====== Supplied data

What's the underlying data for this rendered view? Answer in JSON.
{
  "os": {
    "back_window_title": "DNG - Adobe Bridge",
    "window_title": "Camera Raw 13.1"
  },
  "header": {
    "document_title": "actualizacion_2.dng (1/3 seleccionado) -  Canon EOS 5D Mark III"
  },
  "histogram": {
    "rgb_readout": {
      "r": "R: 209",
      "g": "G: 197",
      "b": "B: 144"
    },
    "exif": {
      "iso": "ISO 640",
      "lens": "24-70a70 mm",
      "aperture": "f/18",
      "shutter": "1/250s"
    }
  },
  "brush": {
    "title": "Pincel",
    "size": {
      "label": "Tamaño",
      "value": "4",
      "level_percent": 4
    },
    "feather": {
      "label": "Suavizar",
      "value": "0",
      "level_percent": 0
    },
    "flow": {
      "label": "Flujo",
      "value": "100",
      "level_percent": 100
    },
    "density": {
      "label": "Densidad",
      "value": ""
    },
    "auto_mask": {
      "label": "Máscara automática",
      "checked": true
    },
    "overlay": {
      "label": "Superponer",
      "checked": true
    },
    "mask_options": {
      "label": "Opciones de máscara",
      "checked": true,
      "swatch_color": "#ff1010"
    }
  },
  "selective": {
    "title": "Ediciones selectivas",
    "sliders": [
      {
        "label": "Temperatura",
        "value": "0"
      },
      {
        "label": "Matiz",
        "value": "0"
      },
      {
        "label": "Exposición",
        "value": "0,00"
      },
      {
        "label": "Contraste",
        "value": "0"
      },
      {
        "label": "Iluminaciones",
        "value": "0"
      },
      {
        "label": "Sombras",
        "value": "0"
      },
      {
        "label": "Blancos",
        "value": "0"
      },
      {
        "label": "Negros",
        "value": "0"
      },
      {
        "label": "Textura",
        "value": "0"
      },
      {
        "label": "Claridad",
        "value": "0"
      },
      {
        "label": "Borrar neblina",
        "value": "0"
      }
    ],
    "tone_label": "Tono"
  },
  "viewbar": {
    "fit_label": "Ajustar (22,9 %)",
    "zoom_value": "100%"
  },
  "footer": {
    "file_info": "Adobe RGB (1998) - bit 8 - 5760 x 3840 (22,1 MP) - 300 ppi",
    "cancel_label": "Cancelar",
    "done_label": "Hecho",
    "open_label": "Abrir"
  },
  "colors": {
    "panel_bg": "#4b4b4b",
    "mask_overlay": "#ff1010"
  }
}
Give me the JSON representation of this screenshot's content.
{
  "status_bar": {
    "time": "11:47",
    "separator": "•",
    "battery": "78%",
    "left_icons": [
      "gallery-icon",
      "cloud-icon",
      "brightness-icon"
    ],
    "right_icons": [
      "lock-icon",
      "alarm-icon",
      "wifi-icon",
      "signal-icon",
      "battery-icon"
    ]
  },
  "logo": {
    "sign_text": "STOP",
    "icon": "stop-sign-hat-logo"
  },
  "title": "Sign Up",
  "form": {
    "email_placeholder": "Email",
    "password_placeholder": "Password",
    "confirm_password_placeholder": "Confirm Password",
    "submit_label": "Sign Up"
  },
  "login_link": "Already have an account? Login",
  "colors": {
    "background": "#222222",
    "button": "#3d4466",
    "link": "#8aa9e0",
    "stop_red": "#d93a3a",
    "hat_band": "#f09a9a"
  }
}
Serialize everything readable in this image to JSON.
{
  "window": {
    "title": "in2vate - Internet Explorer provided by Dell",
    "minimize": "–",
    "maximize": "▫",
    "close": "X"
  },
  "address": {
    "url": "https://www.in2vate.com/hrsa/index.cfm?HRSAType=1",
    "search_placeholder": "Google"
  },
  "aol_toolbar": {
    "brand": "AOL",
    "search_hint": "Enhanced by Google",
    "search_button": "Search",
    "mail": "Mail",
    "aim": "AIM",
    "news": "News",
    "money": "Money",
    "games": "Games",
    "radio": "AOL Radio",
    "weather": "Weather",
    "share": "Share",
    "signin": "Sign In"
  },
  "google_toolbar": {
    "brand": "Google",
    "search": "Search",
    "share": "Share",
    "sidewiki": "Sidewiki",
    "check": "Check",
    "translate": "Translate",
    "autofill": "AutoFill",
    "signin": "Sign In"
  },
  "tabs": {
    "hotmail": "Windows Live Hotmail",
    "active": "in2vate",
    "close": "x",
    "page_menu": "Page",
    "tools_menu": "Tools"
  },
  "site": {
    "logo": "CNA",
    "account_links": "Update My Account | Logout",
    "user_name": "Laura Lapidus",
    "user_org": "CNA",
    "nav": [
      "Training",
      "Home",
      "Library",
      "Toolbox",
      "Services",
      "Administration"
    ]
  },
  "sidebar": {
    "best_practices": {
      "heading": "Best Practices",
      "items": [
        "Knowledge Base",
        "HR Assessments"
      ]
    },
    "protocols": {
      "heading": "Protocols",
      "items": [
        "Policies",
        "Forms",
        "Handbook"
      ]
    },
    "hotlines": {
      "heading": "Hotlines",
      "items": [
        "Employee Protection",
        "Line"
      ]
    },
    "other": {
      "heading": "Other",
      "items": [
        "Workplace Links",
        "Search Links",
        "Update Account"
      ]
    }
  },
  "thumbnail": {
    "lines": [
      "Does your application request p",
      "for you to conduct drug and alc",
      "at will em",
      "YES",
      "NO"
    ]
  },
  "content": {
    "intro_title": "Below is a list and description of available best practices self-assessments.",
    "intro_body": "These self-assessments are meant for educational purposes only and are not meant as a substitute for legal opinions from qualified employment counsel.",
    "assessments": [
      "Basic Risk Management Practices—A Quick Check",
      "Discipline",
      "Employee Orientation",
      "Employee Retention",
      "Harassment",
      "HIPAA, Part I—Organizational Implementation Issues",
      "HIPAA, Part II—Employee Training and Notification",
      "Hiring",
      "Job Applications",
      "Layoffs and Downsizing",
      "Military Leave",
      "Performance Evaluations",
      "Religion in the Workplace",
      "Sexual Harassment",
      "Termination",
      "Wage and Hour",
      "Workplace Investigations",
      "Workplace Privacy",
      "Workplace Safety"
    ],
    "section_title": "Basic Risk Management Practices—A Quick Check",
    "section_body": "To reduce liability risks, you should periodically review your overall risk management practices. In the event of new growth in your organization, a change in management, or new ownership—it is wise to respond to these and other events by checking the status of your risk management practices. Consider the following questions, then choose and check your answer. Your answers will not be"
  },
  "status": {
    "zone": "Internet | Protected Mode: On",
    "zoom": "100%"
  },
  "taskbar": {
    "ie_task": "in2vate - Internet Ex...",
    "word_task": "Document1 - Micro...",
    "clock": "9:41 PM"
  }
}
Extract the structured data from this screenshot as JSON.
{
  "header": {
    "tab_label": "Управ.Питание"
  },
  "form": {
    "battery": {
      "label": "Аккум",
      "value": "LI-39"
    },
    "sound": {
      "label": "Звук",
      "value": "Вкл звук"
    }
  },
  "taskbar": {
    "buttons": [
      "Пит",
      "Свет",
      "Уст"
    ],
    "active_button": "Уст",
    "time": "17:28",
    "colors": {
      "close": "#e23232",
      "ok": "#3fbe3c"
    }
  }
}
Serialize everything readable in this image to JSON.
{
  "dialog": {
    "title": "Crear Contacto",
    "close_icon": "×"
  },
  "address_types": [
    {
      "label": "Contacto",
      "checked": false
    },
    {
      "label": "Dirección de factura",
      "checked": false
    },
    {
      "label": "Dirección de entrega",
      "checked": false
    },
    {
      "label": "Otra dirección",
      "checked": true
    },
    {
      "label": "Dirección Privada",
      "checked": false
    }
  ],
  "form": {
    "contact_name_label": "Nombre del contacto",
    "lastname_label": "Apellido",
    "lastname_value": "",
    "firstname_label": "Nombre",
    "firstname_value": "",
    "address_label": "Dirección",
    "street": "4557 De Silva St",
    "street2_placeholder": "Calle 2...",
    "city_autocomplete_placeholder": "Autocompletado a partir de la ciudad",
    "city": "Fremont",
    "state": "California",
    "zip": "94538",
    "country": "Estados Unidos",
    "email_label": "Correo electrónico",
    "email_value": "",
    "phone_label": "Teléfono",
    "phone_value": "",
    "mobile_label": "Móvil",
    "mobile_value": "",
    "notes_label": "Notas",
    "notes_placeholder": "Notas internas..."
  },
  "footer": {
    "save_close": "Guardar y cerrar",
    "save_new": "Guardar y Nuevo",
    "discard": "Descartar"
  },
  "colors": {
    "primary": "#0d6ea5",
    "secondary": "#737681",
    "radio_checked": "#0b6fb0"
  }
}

============

-- Description of the task --
Go through the material and copy out every line with "Notas" in it.

-- Exercise answer --
    "notes_label": "Notas",
    "notes_placeholder": "Notas internas..."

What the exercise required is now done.